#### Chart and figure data

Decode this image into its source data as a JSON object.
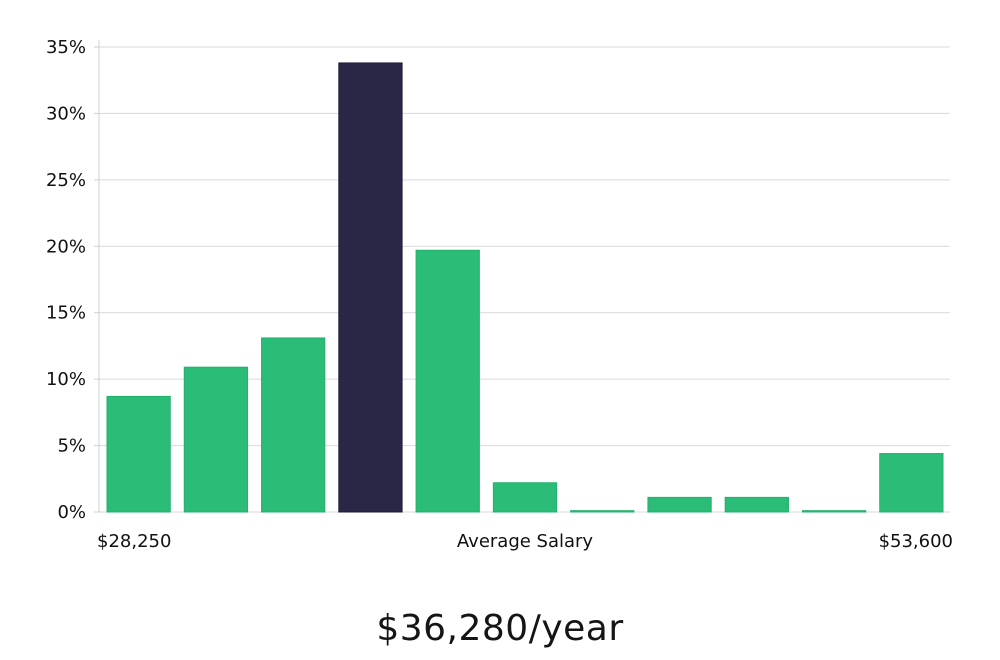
{
  "chart_data": {
    "type": "bar",
    "title": "",
    "xlabel": "Average Salary",
    "ylabel": "",
    "x_min_label": "$28,250",
    "x_max_label": "$53,600",
    "ylim": [
      0,
      35
    ],
    "yticks": [
      0,
      5,
      10,
      15,
      20,
      25,
      30,
      35
    ],
    "ytick_labels": [
      "0%",
      "5%",
      "10%",
      "15%",
      "20%",
      "25%",
      "30%",
      "35%"
    ],
    "values": [
      8.7,
      10.9,
      13.1,
      33.8,
      19.7,
      2.2,
      0.1,
      1.1,
      1.1,
      0.1,
      4.4
    ],
    "highlight_index": 3,
    "grid": true,
    "colors": {
      "bar": "#2bbd77",
      "highlight": "#2a2746"
    }
  },
  "salary_display": "$36,280/year"
}
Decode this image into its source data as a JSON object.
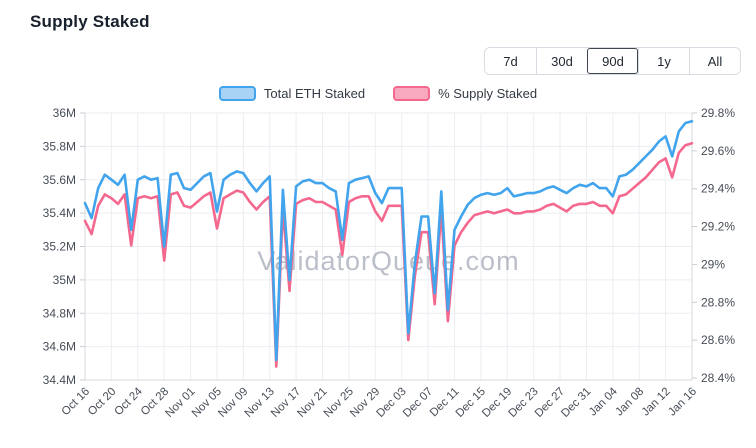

#### GIVEN EXERCISE
Reproduce the entries exactly. Do not carry over any picture.

#### TASK SOLUTION
Decode this image into its source data as a JSON object.
{
  "chart_data": {
    "type": "bar",
    "title": "",
    "xlabel": "Average Salary",
    "ylabel": "",
    "x_min_label": "$28,250",
    "x_max_label": "$53,600",
    "ylim": [
      0,
      35
    ],
    "yticks": [
      0,
      5,
      10,
      15,
      20,
      25,
      30,
      35
    ],
    "ytick_labels": [
      "0%",
      "5%",
      "10%",
      "15%",
      "20%",
      "25%",
      "30%",
      "35%"
    ],
    "values": [
      8.7,
      10.9,
      13.1,
      33.8,
      19.7,
      2.2,
      0.1,
      1.1,
      1.1,
      0.1,
      4.4
    ],
    "highlight_index": 3,
    "grid": true,
    "colors": {
      "bar": "#2bbd77",
      "highlight": "#2a2746"
    }
  },
  "salary_display": "$36,280/year"
}
Decode this image into its source data as a JSON object.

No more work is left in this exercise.